§ TASK PROMPT: Find each line holding the word "this" and give the total alone.

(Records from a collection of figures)
>> begin

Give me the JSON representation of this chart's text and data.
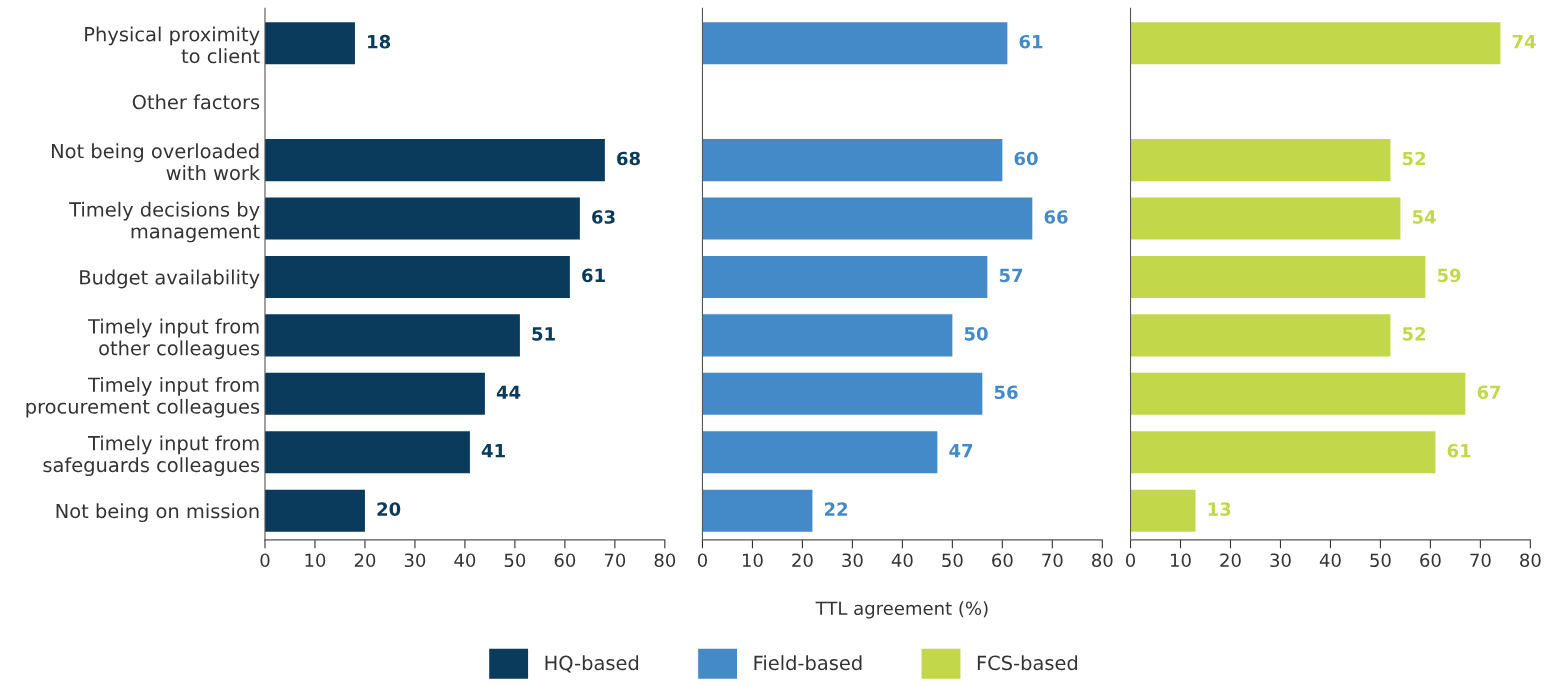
{
  "chart_data": [
    {
      "type": "bar",
      "orientation": "horizontal",
      "categories": [
        "Physical proximity\nto client",
        "Other factors",
        "Not being overloaded\nwith work",
        "Timely decisions by\nmanagement",
        "Budget availability",
        "Timely input from\nother colleagues",
        "Timely input from\nprocurement colleagues",
        "Timely input from\nsafeguards colleagues",
        "Not being on mission"
      ],
      "series": [
        {
          "name": "HQ-based",
          "color": "#0a3a5c",
          "values": [
            18,
            null,
            68,
            63,
            61,
            51,
            44,
            41,
            20
          ]
        }
      ],
      "xlim": [
        0,
        80
      ],
      "xticks": [
        0,
        10,
        20,
        30,
        40,
        50,
        60,
        70,
        80
      ],
      "data_labels": true,
      "grid": false,
      "legend": "bottom"
    },
    {
      "type": "bar",
      "orientation": "horizontal",
      "categories": [
        null,
        null,
        null,
        null,
        null,
        null,
        null,
        null,
        null
      ],
      "series": [
        {
          "name": "Field-based",
          "color": "#4489c8",
          "values": [
            61,
            null,
            60,
            66,
            57,
            50,
            56,
            47,
            22
          ]
        }
      ],
      "xlim": [
        0,
        80
      ],
      "xticks": [
        0,
        10,
        20,
        30,
        40,
        50,
        60,
        70,
        80
      ],
      "xlabel": "TTL agreement (%)",
      "data_labels": true,
      "grid": false,
      "legend": "bottom",
      "tick_labels": "x"
    },
    {
      "type": "bar",
      "orientation": "horizontal",
      "categories": [
        null,
        null,
        null,
        null,
        null,
        null,
        null,
        null,
        null
      ],
      "series": [
        {
          "name": "FCS-based",
          "color": "#c2d84a",
          "values": [
            74,
            null,
            52,
            54,
            59,
            52,
            67,
            61,
            13
          ]
        }
      ],
      "xlim": [
        0,
        80
      ],
      "xticks": [
        0,
        10,
        20,
        30,
        40,
        50,
        60,
        70,
        80
      ],
      "data_labels": true,
      "grid": false,
      "legend": "bottom",
      "tick_labels": "x"
    }
  ]
}
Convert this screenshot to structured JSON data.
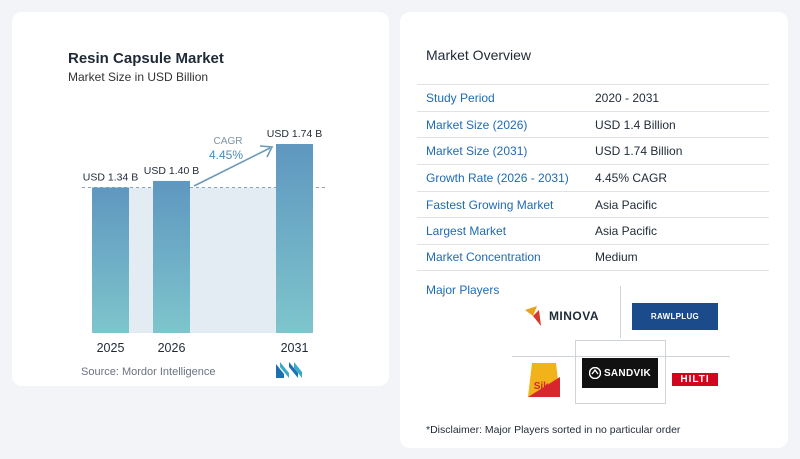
{
  "chart_data": {
    "type": "bar",
    "title": "Resin Capsule Market",
    "subtitle": "Market Size in USD Billion",
    "categories": [
      "2025",
      "2026",
      "2031"
    ],
    "values": [
      1.34,
      1.4,
      1.74
    ],
    "value_labels": [
      "USD 1.34 B",
      "USD 1.40 B",
      "USD 1.74 B"
    ],
    "cagr_label": "CAGR",
    "cagr_value": "4.45%",
    "xlabel": "",
    "ylabel": "",
    "grid": false,
    "colors": {
      "bar_top": "#5f97c0",
      "bar_bottom": "#7ec5cc",
      "arrow": "#6a9ab8",
      "band": "#e3ecf3"
    }
  },
  "source_text": "Source:  Mordor Intelligence",
  "overview": {
    "title": "Market Overview",
    "rows": [
      {
        "label": "Study Period",
        "value": "2020 - 2031"
      },
      {
        "label": "Market Size (2026)",
        "value": "USD 1.4 Billion"
      },
      {
        "label": "Market Size (2031)",
        "value": "USD 1.74 Billion"
      },
      {
        "label": "Growth Rate (2026 - 2031)",
        "value": "4.45% CAGR"
      },
      {
        "label": "Fastest Growing Market",
        "value": "Asia Pacific"
      },
      {
        "label": "Largest Market",
        "value": "Asia Pacific"
      },
      {
        "label": "Market Concentration",
        "value": "Medium"
      }
    ]
  },
  "players": {
    "title": "Major Players",
    "logos": {
      "minova": "MINOVA",
      "rawlplug": "RAWLPLUG",
      "sika": "Sika",
      "sandvik": "SANDVIK",
      "hilti": "HILTI"
    }
  },
  "disclaimer": "*Disclaimer: Major Players sorted in no particular order"
}
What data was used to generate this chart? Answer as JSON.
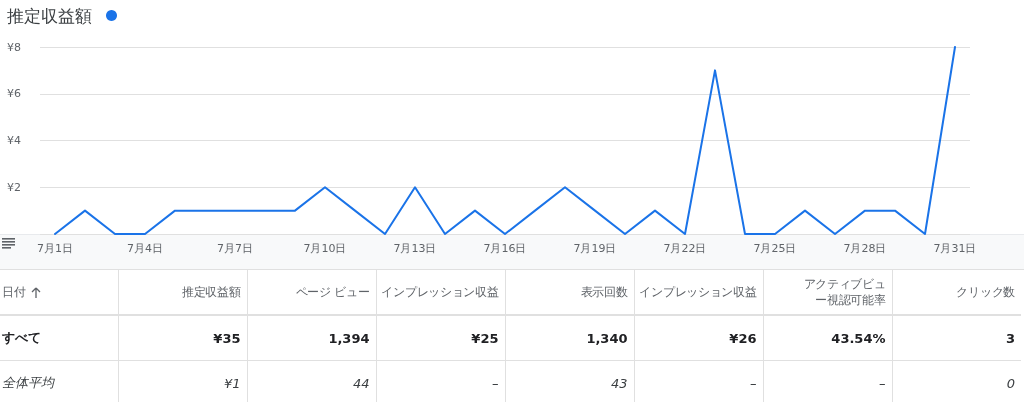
{
  "chart_data": [
    {
      "type": "line",
      "categories": [
        "7月1日",
        null,
        null,
        "7月4日",
        null,
        null,
        "7月7日",
        null,
        null,
        "7月10日",
        null,
        null,
        "7月13日",
        null,
        null,
        "7月16日",
        null,
        null,
        "7月19日",
        null,
        null,
        "7月22日",
        null,
        null,
        "7月25日",
        null,
        null,
        "7月28日",
        null,
        null,
        "7月31日"
      ],
      "series": [
        {
          "name": "推定収益額",
          "color": "#1a73e8",
          "values": [
            0,
            1,
            0,
            0,
            1,
            1,
            1,
            1,
            1,
            2,
            1,
            0,
            2,
            0,
            1,
            0,
            1,
            2,
            1,
            0,
            1,
            0,
            7,
            0,
            0,
            1,
            0,
            1,
            1,
            0,
            8
          ]
        }
      ],
      "ylim": [
        0,
        8
      ],
      "yticks": [
        {
          "value": 0,
          "label": null
        },
        {
          "value": 2,
          "label": "¥2"
        },
        {
          "value": 4,
          "label": "¥4"
        },
        {
          "value": 6,
          "label": "¥6"
        },
        {
          "value": 8,
          "label": "¥8"
        }
      ],
      "grid": "y",
      "legend": "top left",
      "marker": "none",
      "line_style": "solid"
    },
    {
      "type": "other",
      "categories": [
        "日付",
        "推定収益額",
        "ページ ビュー",
        "インプレッション収益",
        "表示回数",
        "インプレッション収益",
        "アクティブビュー視認可能率",
        "クリック数"
      ],
      "cell_labels": [
        [
          "すべて",
          "¥35",
          "1,394",
          "¥25",
          "1,340",
          "¥26",
          "43.54%",
          "3"
        ],
        [
          "全体平均",
          "¥1",
          "44",
          "–",
          "43",
          "–",
          "–",
          "0"
        ]
      ]
    }
  ]
}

>> end

§ EXERCISE RESPONSE: 3